Stated exercise – Show only lines that include "would".

-- start of Items --

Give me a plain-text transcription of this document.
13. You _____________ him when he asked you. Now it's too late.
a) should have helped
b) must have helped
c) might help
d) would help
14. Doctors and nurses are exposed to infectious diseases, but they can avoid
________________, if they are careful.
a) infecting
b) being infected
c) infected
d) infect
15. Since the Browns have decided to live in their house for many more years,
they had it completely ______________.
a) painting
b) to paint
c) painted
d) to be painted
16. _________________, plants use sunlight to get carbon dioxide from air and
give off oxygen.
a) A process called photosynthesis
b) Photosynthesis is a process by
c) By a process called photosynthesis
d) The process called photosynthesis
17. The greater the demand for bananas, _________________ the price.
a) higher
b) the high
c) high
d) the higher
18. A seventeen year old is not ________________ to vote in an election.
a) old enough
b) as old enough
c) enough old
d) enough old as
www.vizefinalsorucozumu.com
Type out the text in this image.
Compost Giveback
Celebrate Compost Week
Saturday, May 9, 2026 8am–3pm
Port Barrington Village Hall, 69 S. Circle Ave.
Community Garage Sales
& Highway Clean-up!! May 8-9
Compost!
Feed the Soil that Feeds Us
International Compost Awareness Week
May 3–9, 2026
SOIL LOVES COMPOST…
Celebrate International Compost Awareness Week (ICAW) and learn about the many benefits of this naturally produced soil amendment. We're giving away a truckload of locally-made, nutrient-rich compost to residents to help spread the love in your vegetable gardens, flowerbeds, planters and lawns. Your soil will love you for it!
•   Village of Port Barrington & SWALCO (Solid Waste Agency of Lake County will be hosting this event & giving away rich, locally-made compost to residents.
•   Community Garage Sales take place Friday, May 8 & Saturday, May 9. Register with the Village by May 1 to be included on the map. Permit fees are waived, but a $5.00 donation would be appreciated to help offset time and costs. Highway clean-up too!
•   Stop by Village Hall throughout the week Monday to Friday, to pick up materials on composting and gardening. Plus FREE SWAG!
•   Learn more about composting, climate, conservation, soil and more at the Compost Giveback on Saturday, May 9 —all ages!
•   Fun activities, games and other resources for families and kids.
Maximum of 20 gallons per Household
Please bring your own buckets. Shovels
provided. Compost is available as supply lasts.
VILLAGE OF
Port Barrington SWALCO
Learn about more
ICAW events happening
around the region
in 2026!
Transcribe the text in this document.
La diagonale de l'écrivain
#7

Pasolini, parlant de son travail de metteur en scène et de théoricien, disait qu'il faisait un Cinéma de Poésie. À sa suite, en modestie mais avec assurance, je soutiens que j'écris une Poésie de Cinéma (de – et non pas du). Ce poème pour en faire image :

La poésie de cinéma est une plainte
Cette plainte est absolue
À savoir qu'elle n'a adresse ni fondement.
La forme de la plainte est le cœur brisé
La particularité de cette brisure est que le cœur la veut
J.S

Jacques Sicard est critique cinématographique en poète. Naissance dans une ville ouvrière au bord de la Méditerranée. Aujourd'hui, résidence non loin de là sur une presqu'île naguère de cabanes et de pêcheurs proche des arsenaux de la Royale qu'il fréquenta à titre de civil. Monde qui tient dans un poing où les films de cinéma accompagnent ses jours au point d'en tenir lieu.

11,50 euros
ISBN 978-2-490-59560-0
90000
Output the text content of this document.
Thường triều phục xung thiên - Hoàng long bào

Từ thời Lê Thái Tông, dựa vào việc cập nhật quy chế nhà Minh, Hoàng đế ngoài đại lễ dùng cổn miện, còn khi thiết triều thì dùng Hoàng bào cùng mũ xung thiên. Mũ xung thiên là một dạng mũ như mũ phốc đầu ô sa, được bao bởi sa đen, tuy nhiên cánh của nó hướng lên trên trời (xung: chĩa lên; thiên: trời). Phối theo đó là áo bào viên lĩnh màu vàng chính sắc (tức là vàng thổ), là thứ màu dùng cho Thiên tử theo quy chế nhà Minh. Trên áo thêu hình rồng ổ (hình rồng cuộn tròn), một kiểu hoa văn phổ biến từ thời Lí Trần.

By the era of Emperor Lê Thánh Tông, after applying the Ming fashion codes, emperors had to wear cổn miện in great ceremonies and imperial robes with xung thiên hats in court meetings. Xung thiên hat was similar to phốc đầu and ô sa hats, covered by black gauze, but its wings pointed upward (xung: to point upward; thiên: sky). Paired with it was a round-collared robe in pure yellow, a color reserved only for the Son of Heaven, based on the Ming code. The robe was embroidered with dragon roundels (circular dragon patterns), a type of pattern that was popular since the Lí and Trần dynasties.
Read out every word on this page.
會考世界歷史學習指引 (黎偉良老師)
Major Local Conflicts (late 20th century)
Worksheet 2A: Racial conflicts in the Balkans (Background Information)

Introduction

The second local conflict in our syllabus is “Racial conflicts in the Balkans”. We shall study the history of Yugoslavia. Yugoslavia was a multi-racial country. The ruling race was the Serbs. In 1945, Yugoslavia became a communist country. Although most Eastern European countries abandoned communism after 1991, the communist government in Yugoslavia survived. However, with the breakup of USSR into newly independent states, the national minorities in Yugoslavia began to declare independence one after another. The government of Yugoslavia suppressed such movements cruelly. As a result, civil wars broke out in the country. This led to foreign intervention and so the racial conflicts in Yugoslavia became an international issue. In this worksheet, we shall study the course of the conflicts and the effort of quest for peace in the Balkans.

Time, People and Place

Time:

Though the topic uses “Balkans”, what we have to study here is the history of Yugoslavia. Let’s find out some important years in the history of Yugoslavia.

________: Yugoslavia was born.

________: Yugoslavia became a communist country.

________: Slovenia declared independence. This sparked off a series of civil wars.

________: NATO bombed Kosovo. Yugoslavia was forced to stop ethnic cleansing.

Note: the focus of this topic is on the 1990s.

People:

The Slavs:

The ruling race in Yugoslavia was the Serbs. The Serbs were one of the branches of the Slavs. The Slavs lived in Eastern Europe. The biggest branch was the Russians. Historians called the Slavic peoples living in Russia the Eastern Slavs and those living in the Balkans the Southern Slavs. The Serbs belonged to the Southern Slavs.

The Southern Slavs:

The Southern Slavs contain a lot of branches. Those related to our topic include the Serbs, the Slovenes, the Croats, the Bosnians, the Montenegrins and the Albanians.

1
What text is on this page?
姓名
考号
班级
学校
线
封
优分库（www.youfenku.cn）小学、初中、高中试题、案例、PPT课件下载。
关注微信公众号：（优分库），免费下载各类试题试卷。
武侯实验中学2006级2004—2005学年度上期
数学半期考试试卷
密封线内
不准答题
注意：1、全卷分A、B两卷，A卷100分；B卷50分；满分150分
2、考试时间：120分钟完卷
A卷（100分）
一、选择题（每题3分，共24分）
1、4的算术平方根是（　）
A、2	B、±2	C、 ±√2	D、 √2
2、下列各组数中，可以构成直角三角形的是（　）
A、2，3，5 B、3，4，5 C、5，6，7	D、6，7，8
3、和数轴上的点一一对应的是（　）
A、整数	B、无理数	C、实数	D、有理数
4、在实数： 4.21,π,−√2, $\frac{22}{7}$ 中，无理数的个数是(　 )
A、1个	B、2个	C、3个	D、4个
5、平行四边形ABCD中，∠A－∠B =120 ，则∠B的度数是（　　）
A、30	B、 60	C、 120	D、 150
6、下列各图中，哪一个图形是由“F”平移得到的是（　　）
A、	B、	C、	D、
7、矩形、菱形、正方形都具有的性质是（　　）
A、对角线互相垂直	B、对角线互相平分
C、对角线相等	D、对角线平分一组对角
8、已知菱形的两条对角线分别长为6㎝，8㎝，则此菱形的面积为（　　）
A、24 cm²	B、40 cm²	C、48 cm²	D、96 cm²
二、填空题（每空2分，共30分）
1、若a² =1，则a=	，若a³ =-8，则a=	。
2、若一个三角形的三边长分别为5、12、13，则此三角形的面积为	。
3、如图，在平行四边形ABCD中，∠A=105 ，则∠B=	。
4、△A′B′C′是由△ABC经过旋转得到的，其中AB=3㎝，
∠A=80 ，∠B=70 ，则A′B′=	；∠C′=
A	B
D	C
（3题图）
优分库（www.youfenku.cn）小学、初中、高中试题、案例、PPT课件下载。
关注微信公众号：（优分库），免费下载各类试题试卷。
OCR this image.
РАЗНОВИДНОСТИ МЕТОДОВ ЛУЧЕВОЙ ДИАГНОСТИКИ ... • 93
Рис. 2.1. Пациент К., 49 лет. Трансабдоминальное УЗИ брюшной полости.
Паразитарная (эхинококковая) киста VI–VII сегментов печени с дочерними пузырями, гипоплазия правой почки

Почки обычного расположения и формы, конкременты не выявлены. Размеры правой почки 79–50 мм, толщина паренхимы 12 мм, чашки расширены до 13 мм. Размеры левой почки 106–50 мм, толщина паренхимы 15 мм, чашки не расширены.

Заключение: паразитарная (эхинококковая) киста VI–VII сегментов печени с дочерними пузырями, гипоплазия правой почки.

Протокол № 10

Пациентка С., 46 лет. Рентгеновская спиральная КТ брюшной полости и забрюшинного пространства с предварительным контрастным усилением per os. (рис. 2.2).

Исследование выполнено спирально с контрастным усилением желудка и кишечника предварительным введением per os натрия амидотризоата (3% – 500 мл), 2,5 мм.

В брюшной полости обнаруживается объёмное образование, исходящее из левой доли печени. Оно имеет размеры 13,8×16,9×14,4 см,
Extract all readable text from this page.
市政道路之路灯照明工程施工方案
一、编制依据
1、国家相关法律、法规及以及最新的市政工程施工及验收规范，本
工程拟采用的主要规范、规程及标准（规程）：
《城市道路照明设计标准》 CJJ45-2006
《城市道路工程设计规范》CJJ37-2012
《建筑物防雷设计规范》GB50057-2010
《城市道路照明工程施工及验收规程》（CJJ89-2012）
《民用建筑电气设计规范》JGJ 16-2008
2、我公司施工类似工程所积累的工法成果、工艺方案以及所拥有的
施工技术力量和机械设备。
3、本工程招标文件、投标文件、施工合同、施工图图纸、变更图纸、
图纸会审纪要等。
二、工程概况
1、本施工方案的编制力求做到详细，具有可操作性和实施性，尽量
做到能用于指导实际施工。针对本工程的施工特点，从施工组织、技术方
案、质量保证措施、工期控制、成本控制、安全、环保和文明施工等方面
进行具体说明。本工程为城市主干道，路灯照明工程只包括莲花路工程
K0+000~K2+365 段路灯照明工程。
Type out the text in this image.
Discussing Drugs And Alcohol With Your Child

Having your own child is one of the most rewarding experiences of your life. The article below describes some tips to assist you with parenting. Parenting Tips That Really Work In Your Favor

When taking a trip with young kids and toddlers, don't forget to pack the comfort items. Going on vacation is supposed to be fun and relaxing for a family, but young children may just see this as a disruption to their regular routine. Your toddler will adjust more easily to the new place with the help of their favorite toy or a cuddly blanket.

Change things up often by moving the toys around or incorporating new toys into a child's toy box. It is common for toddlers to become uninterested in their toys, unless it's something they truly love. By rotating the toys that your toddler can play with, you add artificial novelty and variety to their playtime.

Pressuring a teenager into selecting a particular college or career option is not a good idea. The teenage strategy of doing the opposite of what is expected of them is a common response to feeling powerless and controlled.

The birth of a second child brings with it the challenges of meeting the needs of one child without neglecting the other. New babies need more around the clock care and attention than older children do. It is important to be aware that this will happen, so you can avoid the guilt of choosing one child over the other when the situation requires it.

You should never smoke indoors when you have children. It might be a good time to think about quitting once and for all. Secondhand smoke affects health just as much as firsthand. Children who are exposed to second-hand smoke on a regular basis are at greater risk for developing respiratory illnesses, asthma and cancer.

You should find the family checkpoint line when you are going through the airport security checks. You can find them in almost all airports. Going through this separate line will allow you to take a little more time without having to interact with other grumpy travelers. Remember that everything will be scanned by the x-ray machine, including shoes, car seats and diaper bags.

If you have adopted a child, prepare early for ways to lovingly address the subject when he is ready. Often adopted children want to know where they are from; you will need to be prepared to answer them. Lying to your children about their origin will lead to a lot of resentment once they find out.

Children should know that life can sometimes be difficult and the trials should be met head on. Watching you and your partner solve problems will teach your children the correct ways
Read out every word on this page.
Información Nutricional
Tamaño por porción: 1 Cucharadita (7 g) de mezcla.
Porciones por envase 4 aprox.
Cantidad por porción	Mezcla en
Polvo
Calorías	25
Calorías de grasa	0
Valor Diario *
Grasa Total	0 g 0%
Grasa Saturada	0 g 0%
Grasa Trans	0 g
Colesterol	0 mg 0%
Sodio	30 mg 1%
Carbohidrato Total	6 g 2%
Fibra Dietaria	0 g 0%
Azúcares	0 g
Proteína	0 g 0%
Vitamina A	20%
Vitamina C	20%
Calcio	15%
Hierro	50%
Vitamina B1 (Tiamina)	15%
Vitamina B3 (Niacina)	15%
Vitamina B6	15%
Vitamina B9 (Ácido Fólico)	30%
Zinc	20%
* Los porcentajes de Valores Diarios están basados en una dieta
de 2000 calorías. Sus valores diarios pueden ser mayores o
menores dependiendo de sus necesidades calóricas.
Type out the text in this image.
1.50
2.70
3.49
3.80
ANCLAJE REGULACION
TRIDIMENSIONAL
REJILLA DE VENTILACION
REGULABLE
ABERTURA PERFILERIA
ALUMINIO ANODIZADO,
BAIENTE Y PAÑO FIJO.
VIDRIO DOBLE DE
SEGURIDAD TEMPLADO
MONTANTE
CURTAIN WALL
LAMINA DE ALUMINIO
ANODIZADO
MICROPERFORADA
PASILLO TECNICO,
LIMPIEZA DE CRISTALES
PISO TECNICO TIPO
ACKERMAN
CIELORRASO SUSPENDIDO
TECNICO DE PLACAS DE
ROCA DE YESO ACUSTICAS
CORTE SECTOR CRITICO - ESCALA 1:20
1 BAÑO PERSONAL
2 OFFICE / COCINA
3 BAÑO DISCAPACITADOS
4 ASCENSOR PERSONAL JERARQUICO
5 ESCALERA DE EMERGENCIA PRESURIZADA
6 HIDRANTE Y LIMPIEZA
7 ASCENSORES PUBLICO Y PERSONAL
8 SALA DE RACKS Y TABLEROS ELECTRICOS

-- end of Items --

Result –
d) would help
•   Community Garage Sales take place Friday, May 8 & Saturday, May 9. Register with the Village by May 1 to be included on the map. Permit fees are waived, but a $5.00 donation would be appreciated to help offset time and costs. Highway clean-up too!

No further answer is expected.